(Set exercise) In your copy, leave out the pictures and repeat the entries below exactly.

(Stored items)
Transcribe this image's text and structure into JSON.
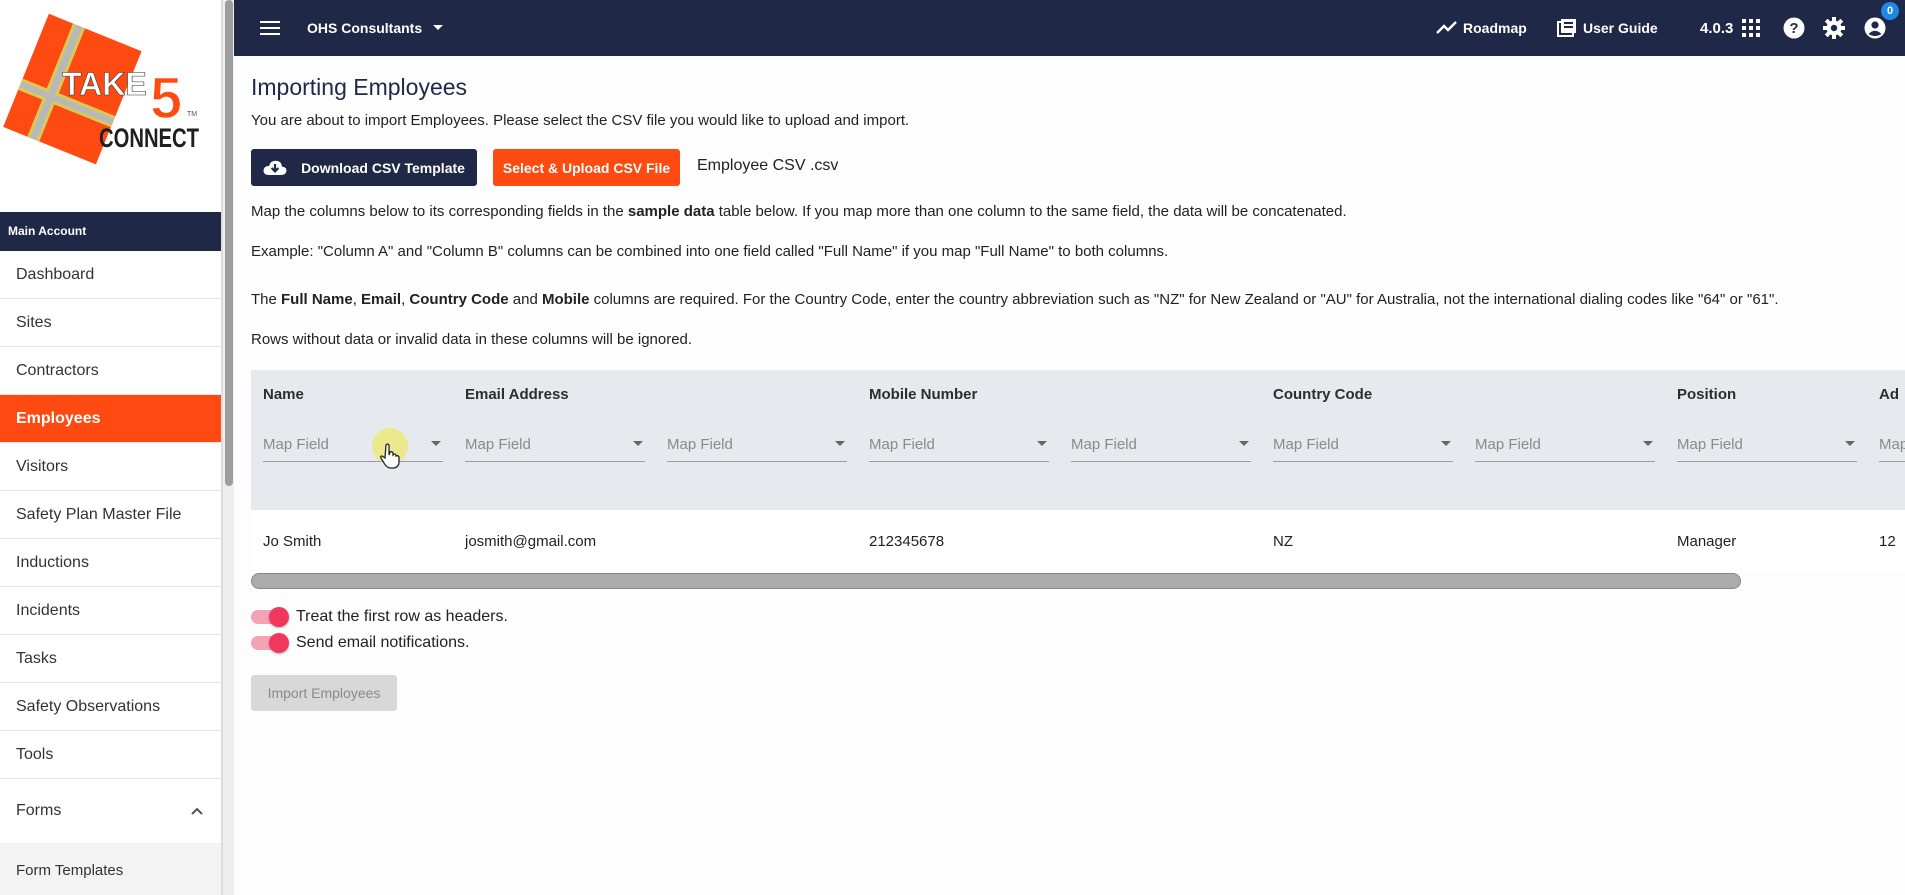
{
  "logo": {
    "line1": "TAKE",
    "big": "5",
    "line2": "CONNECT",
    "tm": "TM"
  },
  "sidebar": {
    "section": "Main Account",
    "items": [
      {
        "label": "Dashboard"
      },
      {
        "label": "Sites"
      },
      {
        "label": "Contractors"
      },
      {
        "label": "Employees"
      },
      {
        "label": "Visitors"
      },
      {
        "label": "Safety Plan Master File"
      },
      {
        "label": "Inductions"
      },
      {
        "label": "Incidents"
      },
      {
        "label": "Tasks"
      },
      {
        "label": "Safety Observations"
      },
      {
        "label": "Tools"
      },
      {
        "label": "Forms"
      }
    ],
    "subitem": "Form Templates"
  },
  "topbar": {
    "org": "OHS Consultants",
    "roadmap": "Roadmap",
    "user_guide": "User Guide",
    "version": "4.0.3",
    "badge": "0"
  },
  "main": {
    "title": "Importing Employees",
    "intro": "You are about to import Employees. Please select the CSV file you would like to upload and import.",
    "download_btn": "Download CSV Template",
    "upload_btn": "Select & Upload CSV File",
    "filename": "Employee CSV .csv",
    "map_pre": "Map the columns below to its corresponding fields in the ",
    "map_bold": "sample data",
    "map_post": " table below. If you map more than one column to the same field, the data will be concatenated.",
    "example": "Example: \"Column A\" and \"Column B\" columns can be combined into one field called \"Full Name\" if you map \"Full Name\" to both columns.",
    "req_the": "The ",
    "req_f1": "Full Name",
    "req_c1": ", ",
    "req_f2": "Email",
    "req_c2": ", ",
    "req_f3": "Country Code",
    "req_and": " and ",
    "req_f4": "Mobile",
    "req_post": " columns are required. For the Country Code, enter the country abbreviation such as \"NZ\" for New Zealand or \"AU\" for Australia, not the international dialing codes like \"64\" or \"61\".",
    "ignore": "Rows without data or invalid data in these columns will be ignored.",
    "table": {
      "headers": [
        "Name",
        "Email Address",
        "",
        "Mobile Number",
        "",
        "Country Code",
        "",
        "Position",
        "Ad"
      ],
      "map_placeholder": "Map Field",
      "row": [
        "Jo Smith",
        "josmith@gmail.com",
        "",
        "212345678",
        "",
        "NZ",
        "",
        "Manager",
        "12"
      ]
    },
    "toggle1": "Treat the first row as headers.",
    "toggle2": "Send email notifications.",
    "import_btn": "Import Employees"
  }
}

(Response)
Transcribe this image's text and structure into JSON.
{
  "logo": {
    "line1": "TAKE",
    "big": "5",
    "line2": "CONNECT",
    "tm": "TM"
  },
  "sidebar": {
    "section": "Main Account",
    "items": [
      {
        "label": "Dashboard"
      },
      {
        "label": "Sites"
      },
      {
        "label": "Contractors"
      },
      {
        "label": "Employees"
      },
      {
        "label": "Visitors"
      },
      {
        "label": "Safety Plan Master File"
      },
      {
        "label": "Inductions"
      },
      {
        "label": "Incidents"
      },
      {
        "label": "Tasks"
      },
      {
        "label": "Safety Observations"
      },
      {
        "label": "Tools"
      },
      {
        "label": "Forms"
      }
    ],
    "subitem": "Form Templates"
  },
  "topbar": {
    "org": "OHS Consultants",
    "roadmap": "Roadmap",
    "user_guide": "User Guide",
    "version": "4.0.3",
    "badge": "0"
  },
  "main": {
    "title": "Importing Employees",
    "intro": "You are about to import Employees. Please select the CSV file you would like to upload and import.",
    "download_btn": "Download CSV Template",
    "upload_btn": "Select & Upload CSV File",
    "filename": "Employee CSV .csv",
    "map_pre": "Map the columns below to its corresponding fields in the ",
    "map_bold": "sample data",
    "map_post": " table below. If you map more than one column to the same field, the data will be concatenated.",
    "example": "Example: \"Column A\" and \"Column B\" columns can be combined into one field called \"Full Name\" if you map \"Full Name\" to both columns.",
    "req_the": "The ",
    "req_f1": "Full Name",
    "req_c1": ", ",
    "req_f2": "Email",
    "req_c2": ", ",
    "req_f3": "Country Code",
    "req_and": " and ",
    "req_f4": "Mobile",
    "req_post": " columns are required. For the Country Code, enter the country abbreviation such as \"NZ\" for New Zealand or \"AU\" for Australia, not the international dialing codes like \"64\" or \"61\".",
    "ignore": "Rows without data or invalid data in these columns will be ignored.",
    "table": {
      "headers": [
        "Name",
        "Email Address",
        "",
        "Mobile Number",
        "",
        "Country Code",
        "",
        "Position",
        "Ad"
      ],
      "map_placeholder": "Map Field",
      "row": [
        "Jo Smith",
        "josmith@gmail.com",
        "",
        "212345678",
        "",
        "NZ",
        "",
        "Manager",
        "12"
      ]
    },
    "toggle1": "Treat the first row as headers.",
    "toggle2": "Send email notifications.",
    "import_btn": "Import Employees"
  }
}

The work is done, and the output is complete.